# EXCERPT PROVIDED
-- start --
Key takeaways
  • Asset-backed securities (ABS) are unique fixed income securities collateralized by underlying assets that generate income.
  • ABS might offer an alternative, or supplement, to traditional corporate bonds and be a means to further diversify fixed income portfolios.
  • Although ABS investing requires careful due diligence, it’s important to know there are investor-friendly provisions that can help manage risk and protect against loss.

Economic Vista: ABS — The What, How and Why

Christi FletcherSenior Portfolio Manager

The silver lining of the recent “higher-for-longer” monetary policy era has been the attractive yields available to investors, especially at the short end of the curve. But now that the Federal Reserve is embarking on a new rate-cutting cycle, some investors may be wondering how this might affect their fixed income strategy going forward. For many, the inclusion of ABS may prove to be a worthy addition to portfolios.

What, exactly, are ABS? They are securities that are typically backed by a pool of income-generating assets or receivables, such as credit card receivables, home equity loans, student loans or auto loans. It’s a type of fixed income instrument, usually issued by banks or other lenders, but with different characteristics from conventional corporate bonds or US Treasuries. ABS are “secured” against a diversified pool of loans with similar characteristics, and they are backed by the assets of the borrowers, which can include accounts receivable, inventories or even royalties.

ABS have a unique creation process. In the simplest terms, a financial institution, typically a bank or lender, gathers a pool of assets — such as individual loans, leases or credit card debt — while also raising financing to issue ABS to investors. This is the process of securitization, and in effect it converts the underlying loans into an investible security. The ABS are backed by the future cash flows on the underlying assets. The yields on ABS will vary based on an array of factors, including the perceived risk or likelihood of collecting all future cash flows on the underlying assets. Many ABS have investor-friendly provisions that can help protect against loss — such as priority status of repayments or over-collateralization — making them suitable for a wide range of portfolios.

Guardrails for Investors

The individual loans that underlie ABS are typically illiquid and can’t be sold on their own. However, once pooled and securitized, they become liquid and are freely traded in the open market. Here, the ABS issuer (bank/finance company) will use a function called over-collateralization, which is used to offset the risk in the products, such as leases or credit card receivables. In this case, additional assets/loans are added to the security to cushion any potential capital losses due to defaults on the individual loans that are packaged in the security.

The purpose of over-collateralization is to increase the credit rating or the credit profile of the borrower collateralization — the bigger the cushion against any losses, the less risky the ABS security. Over-collateralization can come in many forms, though the most common are cash and accounts receivable/loans. The rule of thumb is 15%-20% of over-collateralization is needed to improve the credit profile, which in turn leads to higher credit ratings.
-- end --
# SUPPLIED INFORMATION
-- start --
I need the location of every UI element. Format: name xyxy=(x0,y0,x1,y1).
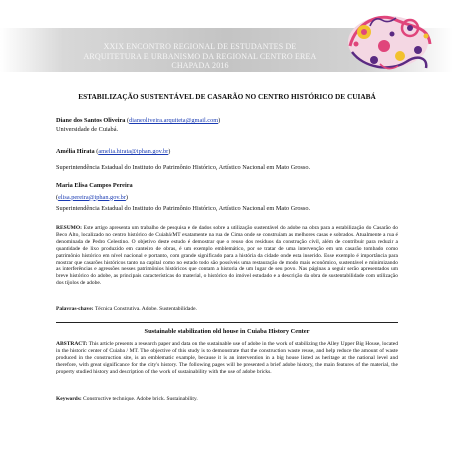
-- end --
# EXERCISE INSTRUCTIONS
Continue the piece on asset-backed securities from where it stops.

# ANSWER
Why ABS?

The ABS sector represents about 5%-7% of the investment-grade market and has been around since the 1980s. This sector has been through several economic cycles, including the Great Financial Crisis (GFC) of 2008-2009, and remains a stable asset type that could offer multiple benefits to fixed income portfolios. It’s true that ABS are not like other bonds, and they require scrutiny and due diligence before inclusion in any portfolio. However, investing in ABS can provide access to different industries and sectors of the economy, and they can provide another way for investors to further diversify their fixed income portfolios. SVB Asset Management considers ABS in its portfolio strategies because the underlying assets collateralizing these securities offer another layer of protection compared to corporate bonds. There is not the same risk of an unexpected credit downgrade of ABS as there is with some corporate bonds.

It’s important to remember, however, that corporate bonds vs. ABS is not an either/or proposition. We see investing in ABS as an intriguing alternative (or supplement) to corporate bonds and a great way to further diversify your portfolio. ABS are a growing sector in the investment-grade universe, typically offering ample liquidity and high-quality issuers (such as John Deere, BMW, Mercedes-Benz, Toyota, Honda, J.P. Morgan, Bank of America, and Citi, to name a few). Finally, ABS can add insulation to a portfolio in times of increased market volatility as the security has a built-in cushion to protect the investor and enhance the average credit quality of the overall portfolio. 

Credit Vista: Safety in Numbers

Tim Lee, CFASenior Credit Analyst

Short-term fixed income investors in US ABS have experienced very strong credit performance due, in part, to the diversification provided by the large pool of assets that back them. Compared to an investment in a standard corporate bond, which relies on repayment from a single source, ABS investors draw upon the financial power of tens of thousands — sometimes even millions — of individual obligors for repayment. Talk about diversifying risk!

Receivables 3
Source: Bloomberg, SEC Trust Filings and SVB Asset Management. Data as of 09/06/2024.* For auto loans, the number is the average from three transactions originated in 2024 for Toyota Auto Receivables Owner Trust.

This large number of obligations, when pooled together, generates a steadier stream of cash flow, and those that make payments as scheduled typically offset others who are late in paying or unable to pay. As a result, investors in highly rated US ABS can have a high degree of confidence that the credit risk in their investment is minimal.

Cumulative Incidence
Source: S&P Global Ratings. *Cumulative default rates, conditional on survival, for the period 1983-2023. Data as of 03/18/2024. **Global corporate average cumulative default rates for the period 1981-2023. Data as of 03/28/2024.

The proof is in the data. The above chart shows investments in AAA-rated US ABS have experienced a default rate of exactly zero over a one- and two-year time horizon and a paltry 0.01% default rate over a three-year time horizon. These results are from S&P data going back to 1983, which was near the time when ABS began appearing in US financial markets. Even ABS in the second-highest rating category, AA, faced zero defaults over a one-year period, while the default rate over a two-year period was 0.05% and just 0.13% over a three-year period. All this data suggests the relative safety of these investments.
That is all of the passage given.